Problem description:
Transcribe the lines starting at the one containing "Segment this screenshot: for" and ending at the one containing "legend-marker [550,894,566,910]", with both of those lines included. Leave the pictures out of your answer.

Given records:
◇ ◇ ◇ ◇

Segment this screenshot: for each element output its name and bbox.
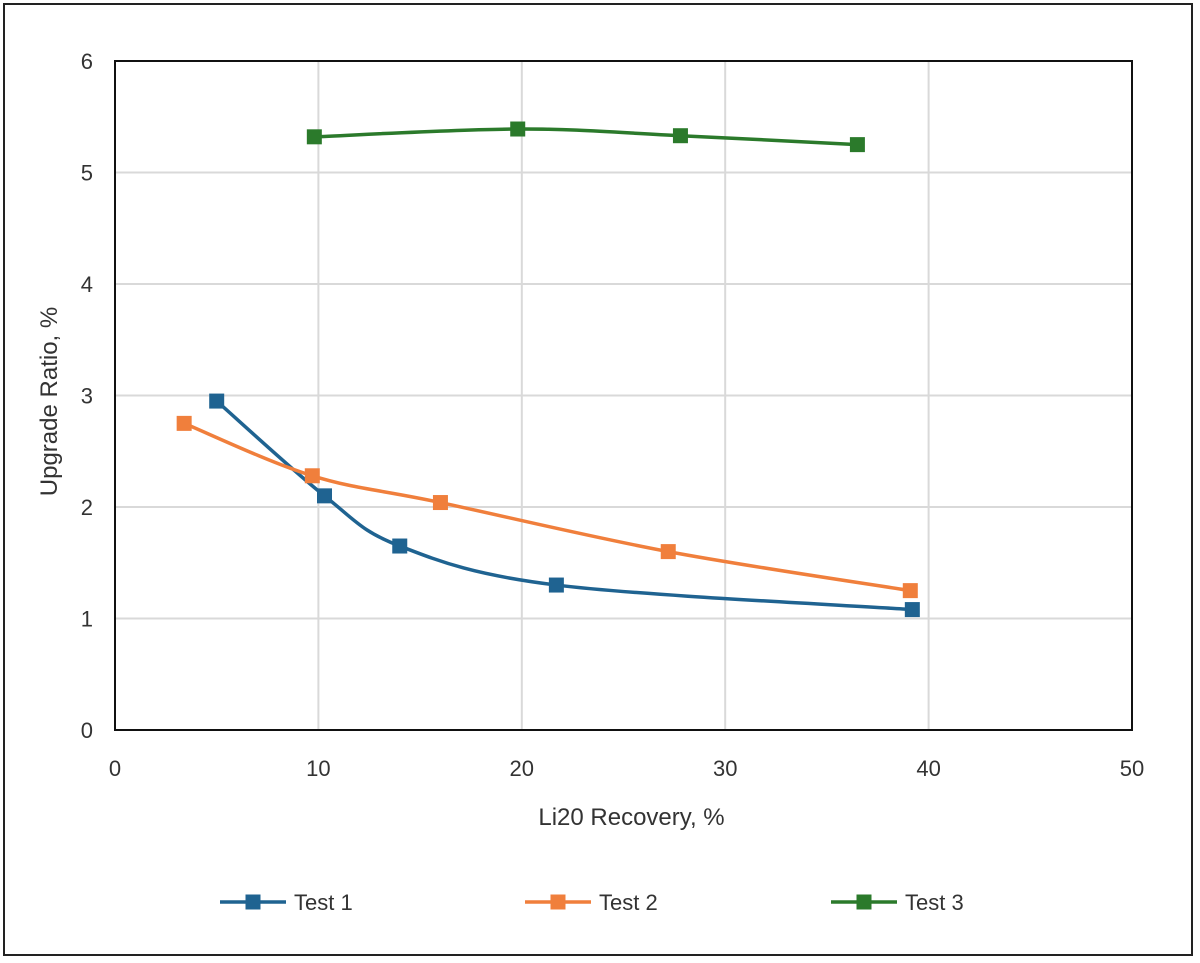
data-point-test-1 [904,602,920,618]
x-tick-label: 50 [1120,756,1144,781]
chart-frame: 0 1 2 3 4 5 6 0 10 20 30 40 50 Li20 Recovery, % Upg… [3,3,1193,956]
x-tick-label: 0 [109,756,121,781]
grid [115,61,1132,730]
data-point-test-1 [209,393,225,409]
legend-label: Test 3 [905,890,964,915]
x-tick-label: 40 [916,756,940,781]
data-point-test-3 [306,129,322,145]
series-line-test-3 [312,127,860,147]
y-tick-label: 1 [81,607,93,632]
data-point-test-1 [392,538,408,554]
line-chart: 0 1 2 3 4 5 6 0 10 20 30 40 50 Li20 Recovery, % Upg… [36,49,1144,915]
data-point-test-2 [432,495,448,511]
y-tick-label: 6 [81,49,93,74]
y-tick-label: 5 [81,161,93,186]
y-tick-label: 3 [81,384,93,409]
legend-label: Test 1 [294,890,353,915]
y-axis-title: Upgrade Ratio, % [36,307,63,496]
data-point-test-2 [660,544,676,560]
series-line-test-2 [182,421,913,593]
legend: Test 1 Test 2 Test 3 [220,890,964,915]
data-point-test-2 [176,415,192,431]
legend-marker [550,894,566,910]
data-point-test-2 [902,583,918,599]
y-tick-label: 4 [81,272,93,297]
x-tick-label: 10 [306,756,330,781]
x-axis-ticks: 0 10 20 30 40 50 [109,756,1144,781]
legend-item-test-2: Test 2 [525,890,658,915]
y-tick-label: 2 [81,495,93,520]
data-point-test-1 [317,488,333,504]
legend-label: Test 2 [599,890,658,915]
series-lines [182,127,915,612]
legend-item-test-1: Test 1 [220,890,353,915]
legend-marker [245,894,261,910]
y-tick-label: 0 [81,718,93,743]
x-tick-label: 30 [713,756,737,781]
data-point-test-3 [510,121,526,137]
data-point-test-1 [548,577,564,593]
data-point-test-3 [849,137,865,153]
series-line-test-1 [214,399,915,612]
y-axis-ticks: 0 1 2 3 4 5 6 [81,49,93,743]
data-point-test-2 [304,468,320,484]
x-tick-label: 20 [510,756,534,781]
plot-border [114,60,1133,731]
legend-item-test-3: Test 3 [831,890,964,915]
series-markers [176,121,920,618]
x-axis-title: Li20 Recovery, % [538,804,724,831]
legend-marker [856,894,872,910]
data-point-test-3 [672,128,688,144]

◇ ◇ ◇ ◇

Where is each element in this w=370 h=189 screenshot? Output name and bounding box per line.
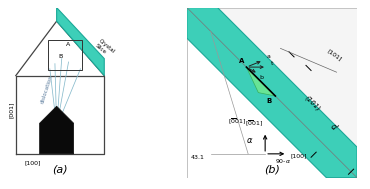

◇ ◇ ◇ ◇

Right answer:
Segment this screenshot: for each element output its name and bbox.
data-point-test-1 [904,602,920,618]
x-tick-label: 50 [1120,756,1144,781]
chart-frame: 0 1 2 3 4 5 6 0 10 20 30 40 50 Li20 Recovery, % Upg… [3,3,1193,956]
x-tick-label: 0 [109,756,121,781]
grid [115,61,1132,730]
data-point-test-1 [209,393,225,409]
legend-label: Test 3 [905,890,964,915]
x-tick-label: 40 [916,756,940,781]
data-point-test-3 [306,129,322,145]
series-line-test-3 [312,127,860,147]
y-tick-label: 1 [81,607,93,632]
data-point-test-1 [392,538,408,554]
line-chart: 0 1 2 3 4 5 6 0 10 20 30 40 50 Li20 Recovery, % Upg… [36,49,1144,915]
data-point-test-2 [432,495,448,511]
y-tick-label: 6 [81,49,93,74]
y-tick-label: 5 [81,161,93,186]
y-tick-label: 3 [81,384,93,409]
legend-label: Test 1 [294,890,353,915]
y-axis-title: Upgrade Ratio, % [36,307,63,496]
data-point-test-2 [660,544,676,560]
series-line-test-2 [182,421,913,593]
legend: Test 1 Test 2 Test 3 [220,890,964,915]
data-point-test-2 [176,415,192,431]
legend-marker [550,894,566,910]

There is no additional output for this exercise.